> [Written problem]: All lines featuring the string "خریدار" are to be listed.

> [Given data]:
____

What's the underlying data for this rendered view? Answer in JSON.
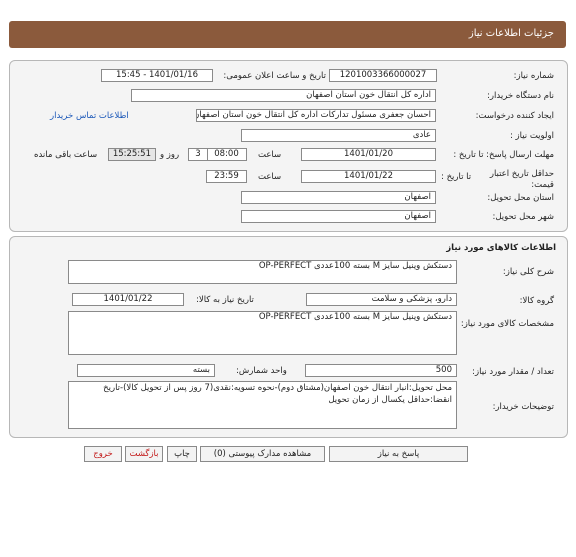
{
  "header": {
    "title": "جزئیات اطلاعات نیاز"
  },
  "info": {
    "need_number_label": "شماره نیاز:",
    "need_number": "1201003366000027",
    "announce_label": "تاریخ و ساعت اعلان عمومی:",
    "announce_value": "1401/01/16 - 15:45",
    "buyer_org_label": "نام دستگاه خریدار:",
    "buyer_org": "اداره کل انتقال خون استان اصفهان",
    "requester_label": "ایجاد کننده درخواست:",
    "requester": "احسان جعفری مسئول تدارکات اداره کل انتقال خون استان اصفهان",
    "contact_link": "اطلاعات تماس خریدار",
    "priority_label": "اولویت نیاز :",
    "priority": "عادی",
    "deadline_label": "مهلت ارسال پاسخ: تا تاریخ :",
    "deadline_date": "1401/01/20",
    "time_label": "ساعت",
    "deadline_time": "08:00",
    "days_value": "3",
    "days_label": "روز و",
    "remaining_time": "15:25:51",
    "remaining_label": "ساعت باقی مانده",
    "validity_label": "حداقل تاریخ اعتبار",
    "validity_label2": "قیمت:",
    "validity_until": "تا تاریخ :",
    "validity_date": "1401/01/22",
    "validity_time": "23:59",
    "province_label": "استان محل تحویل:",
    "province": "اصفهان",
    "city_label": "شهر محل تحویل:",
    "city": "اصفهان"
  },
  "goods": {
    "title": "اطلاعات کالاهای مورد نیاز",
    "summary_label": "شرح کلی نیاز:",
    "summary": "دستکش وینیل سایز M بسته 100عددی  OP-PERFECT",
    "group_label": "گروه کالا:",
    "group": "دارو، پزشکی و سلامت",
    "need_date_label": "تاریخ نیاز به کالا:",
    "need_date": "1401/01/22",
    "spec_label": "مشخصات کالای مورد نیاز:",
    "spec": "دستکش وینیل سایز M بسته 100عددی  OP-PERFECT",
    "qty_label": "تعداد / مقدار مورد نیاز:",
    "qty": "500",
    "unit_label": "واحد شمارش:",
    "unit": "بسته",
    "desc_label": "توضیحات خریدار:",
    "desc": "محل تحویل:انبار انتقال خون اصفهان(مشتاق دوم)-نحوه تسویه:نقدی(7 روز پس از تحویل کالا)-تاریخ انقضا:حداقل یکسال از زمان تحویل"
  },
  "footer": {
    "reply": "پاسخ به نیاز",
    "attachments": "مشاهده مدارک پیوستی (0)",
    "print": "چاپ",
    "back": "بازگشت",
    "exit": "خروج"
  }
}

____

> [Finished exercise]:
    "buyer_org_label": "نام دستگاه خریدار:",
    "contact_link": "اطلاعات تماس خریدار",
    "desc_label": "توضیحات خریدار:",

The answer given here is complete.